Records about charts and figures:

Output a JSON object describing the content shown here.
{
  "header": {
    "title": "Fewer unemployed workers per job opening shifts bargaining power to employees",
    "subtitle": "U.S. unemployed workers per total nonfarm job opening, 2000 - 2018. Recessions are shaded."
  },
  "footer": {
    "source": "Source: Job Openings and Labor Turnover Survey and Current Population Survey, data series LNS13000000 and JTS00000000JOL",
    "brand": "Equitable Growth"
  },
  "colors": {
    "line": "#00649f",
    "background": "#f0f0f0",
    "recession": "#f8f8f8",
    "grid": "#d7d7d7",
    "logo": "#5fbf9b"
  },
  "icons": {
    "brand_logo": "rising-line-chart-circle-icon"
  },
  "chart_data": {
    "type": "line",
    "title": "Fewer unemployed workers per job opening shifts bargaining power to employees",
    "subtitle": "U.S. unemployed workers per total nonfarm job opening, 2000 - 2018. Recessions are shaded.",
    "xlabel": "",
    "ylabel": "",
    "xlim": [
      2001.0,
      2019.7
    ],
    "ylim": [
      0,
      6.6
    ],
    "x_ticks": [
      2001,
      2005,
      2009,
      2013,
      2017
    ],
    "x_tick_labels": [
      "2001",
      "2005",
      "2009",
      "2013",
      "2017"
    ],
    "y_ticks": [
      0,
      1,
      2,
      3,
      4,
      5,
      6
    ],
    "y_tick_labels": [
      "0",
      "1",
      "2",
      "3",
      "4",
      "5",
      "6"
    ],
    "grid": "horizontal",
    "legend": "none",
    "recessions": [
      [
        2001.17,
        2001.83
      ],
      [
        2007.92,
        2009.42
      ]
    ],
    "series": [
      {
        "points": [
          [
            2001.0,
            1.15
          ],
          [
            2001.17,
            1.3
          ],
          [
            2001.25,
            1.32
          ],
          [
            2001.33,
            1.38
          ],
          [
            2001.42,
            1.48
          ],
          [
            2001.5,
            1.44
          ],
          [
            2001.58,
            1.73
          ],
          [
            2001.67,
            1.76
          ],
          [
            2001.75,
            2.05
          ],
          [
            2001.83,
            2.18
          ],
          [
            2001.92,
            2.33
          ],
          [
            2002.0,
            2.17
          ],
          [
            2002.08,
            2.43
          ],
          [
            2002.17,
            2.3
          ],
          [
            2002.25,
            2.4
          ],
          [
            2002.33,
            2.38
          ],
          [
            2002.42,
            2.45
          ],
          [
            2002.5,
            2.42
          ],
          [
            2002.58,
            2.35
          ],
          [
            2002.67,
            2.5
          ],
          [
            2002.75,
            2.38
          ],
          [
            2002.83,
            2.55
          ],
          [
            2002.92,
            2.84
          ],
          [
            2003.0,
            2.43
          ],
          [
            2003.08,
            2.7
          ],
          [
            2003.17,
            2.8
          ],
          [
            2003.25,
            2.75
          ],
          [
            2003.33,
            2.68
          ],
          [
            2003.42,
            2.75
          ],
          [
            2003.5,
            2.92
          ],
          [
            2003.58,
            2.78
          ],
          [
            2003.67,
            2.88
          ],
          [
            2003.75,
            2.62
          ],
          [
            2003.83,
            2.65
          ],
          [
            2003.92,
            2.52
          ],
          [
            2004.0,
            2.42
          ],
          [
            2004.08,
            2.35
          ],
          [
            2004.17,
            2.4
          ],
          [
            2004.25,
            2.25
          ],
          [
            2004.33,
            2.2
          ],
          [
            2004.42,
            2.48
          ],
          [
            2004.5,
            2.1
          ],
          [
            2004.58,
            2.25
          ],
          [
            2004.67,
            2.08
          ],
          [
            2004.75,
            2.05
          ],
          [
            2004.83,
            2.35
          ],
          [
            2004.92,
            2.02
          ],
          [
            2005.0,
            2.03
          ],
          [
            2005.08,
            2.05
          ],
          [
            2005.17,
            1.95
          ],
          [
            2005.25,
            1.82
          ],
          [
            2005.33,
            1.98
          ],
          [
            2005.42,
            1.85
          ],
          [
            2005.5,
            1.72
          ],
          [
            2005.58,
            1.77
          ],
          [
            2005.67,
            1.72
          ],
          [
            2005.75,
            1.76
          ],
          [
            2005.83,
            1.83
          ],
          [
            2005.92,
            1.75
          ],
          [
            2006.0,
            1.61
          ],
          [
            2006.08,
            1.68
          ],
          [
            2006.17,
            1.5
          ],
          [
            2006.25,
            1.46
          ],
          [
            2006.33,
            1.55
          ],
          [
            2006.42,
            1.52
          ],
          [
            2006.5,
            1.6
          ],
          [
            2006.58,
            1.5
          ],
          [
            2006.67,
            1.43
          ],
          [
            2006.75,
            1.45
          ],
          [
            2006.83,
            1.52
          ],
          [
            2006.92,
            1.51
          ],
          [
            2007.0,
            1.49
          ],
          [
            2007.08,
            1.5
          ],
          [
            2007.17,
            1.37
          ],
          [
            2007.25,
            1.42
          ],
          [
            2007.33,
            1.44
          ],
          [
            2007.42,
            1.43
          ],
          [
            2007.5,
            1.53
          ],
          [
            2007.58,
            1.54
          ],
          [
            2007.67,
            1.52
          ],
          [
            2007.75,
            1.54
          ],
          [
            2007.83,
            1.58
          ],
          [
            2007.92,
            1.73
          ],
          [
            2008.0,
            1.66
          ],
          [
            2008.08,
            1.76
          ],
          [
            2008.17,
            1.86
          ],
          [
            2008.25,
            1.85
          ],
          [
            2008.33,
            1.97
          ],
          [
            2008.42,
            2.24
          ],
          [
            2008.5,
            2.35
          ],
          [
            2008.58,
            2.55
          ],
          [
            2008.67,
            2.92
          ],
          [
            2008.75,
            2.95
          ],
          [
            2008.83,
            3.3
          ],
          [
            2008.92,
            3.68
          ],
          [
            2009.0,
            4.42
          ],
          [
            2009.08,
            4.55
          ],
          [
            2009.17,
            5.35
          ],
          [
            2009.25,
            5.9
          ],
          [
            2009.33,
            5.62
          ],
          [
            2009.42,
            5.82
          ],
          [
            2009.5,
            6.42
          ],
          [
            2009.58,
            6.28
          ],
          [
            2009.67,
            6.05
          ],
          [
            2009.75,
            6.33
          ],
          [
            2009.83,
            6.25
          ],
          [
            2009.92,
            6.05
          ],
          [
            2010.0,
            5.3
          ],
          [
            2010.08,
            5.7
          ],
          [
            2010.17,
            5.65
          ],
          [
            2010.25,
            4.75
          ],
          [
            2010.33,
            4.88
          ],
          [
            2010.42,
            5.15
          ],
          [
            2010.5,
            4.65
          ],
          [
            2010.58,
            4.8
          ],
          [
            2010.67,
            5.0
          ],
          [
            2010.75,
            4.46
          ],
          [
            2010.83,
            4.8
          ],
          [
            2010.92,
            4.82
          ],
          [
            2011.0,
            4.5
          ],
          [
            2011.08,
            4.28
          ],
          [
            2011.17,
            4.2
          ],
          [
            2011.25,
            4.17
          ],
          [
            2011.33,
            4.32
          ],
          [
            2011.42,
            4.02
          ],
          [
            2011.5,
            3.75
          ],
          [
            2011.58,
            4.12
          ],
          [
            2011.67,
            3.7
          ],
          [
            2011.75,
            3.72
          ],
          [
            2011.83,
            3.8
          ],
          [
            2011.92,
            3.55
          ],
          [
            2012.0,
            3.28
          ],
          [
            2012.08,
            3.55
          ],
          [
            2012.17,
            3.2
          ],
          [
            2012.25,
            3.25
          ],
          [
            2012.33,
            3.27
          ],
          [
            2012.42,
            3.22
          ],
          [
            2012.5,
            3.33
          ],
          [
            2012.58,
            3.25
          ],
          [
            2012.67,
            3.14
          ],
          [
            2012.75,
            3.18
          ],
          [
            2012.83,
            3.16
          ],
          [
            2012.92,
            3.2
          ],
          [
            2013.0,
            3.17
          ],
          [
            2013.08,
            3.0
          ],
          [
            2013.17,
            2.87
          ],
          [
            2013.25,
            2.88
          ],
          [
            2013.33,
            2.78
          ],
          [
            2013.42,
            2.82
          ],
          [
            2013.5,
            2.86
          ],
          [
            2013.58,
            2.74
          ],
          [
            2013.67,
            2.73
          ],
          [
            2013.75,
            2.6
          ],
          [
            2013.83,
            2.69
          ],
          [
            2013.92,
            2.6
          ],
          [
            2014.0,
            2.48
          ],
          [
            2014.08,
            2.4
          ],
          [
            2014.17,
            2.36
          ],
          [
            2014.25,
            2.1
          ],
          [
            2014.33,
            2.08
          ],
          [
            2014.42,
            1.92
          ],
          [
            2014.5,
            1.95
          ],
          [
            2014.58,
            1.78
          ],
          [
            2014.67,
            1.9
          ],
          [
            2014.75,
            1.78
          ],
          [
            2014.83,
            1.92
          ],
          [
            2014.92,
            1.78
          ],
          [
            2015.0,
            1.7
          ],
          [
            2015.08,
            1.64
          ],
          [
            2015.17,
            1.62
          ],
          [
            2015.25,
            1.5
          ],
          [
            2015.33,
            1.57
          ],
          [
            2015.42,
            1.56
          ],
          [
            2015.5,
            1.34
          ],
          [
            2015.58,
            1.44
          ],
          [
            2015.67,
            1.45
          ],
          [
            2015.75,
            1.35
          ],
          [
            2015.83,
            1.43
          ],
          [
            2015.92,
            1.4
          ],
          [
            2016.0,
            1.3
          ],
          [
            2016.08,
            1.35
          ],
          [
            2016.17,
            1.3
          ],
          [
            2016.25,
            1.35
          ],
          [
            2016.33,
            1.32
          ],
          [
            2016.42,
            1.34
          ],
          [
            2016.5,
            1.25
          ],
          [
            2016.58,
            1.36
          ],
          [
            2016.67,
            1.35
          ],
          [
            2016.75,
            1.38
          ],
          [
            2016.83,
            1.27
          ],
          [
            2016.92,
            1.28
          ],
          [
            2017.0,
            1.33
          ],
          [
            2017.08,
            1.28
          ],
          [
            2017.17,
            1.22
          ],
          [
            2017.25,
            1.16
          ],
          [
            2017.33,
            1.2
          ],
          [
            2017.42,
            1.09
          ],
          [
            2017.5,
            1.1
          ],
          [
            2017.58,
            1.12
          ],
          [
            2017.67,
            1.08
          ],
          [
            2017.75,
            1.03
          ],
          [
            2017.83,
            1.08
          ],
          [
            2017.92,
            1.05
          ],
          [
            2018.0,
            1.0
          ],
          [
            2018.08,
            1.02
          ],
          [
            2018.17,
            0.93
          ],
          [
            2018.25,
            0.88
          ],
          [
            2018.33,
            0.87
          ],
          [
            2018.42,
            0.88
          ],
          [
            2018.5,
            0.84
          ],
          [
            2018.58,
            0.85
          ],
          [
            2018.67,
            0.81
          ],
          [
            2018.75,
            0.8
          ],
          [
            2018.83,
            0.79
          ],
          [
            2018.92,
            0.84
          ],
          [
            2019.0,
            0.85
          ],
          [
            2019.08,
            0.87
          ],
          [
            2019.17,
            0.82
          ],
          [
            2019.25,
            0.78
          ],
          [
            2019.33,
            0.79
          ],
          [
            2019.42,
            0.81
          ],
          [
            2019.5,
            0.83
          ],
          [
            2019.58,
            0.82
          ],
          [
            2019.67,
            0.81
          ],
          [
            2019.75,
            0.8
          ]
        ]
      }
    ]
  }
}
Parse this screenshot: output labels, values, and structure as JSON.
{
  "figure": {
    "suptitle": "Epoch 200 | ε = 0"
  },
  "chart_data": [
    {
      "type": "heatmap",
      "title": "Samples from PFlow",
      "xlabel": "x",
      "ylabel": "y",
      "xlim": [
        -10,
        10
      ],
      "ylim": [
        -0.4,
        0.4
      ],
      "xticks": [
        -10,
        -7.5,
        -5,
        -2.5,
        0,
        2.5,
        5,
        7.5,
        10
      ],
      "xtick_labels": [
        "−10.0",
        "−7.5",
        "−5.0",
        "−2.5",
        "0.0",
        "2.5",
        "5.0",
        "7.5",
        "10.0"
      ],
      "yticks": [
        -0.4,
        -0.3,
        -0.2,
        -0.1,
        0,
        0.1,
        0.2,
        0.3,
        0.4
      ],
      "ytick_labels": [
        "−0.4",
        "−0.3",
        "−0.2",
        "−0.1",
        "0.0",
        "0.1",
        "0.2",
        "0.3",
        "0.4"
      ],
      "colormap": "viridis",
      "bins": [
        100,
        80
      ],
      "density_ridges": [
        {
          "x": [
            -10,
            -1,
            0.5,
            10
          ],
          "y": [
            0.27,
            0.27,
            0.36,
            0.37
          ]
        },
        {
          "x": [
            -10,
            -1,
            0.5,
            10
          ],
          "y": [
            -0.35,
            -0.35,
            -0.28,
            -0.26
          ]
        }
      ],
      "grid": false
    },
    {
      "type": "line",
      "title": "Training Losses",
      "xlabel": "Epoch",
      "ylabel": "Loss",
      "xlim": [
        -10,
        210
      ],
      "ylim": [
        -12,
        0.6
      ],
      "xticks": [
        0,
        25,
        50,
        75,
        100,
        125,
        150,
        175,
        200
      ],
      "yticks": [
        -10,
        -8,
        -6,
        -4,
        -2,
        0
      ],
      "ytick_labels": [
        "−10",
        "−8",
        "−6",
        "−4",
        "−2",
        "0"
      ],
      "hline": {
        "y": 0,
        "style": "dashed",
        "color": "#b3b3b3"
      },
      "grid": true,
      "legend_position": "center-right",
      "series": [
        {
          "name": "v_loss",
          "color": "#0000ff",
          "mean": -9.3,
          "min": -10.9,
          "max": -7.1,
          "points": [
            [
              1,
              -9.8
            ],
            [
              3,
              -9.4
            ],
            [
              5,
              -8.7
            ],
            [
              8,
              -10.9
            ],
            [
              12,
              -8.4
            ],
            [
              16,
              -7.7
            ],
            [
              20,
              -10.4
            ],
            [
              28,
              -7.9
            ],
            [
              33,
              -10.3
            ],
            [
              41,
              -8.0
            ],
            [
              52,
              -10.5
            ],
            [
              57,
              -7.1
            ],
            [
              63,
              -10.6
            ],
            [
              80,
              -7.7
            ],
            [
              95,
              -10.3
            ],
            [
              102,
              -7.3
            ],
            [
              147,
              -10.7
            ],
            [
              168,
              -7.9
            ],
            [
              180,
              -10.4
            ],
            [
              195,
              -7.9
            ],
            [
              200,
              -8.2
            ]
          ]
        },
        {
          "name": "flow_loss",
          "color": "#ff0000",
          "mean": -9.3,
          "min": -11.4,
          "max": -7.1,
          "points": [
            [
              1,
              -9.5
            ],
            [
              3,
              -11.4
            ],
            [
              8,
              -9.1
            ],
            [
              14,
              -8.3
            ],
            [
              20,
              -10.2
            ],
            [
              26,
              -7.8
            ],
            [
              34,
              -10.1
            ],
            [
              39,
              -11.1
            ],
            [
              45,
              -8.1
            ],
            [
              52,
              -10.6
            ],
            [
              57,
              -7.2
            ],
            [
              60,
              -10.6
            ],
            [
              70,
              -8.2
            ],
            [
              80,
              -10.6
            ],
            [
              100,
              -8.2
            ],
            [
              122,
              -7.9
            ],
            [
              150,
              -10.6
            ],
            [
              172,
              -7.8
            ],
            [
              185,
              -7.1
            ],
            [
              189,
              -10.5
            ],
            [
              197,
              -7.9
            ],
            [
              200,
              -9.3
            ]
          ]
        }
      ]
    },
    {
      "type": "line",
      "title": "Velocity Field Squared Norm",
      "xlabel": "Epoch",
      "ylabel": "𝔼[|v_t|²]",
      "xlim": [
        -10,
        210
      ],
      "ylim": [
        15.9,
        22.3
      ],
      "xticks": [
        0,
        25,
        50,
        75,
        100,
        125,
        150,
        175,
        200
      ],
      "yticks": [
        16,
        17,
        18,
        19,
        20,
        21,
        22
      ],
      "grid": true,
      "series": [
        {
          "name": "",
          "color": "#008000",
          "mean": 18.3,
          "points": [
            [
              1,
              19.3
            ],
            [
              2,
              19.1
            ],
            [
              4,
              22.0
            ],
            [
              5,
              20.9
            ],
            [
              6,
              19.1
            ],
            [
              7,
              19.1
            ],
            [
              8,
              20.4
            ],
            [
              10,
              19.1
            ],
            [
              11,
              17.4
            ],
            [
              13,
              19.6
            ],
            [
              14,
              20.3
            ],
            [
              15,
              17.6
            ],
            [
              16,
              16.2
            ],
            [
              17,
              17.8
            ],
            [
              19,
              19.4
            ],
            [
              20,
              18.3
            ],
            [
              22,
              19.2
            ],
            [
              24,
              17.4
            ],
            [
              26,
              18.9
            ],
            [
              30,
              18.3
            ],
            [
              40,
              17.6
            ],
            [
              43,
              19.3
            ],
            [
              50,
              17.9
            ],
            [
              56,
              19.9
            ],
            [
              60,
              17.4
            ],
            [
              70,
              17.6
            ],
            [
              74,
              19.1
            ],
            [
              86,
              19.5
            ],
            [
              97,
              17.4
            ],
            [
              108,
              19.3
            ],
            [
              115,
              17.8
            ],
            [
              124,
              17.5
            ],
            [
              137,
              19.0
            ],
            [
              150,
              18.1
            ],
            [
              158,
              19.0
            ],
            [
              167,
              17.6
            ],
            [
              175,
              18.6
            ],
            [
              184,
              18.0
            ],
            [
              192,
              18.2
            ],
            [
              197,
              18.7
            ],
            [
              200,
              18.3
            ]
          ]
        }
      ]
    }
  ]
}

Work to do:
Copy out each line in the preceding records that contains "type".

Complete output:
    "type": "line",
      "type": "heatmap",
      "type": "line",
      "type": "line",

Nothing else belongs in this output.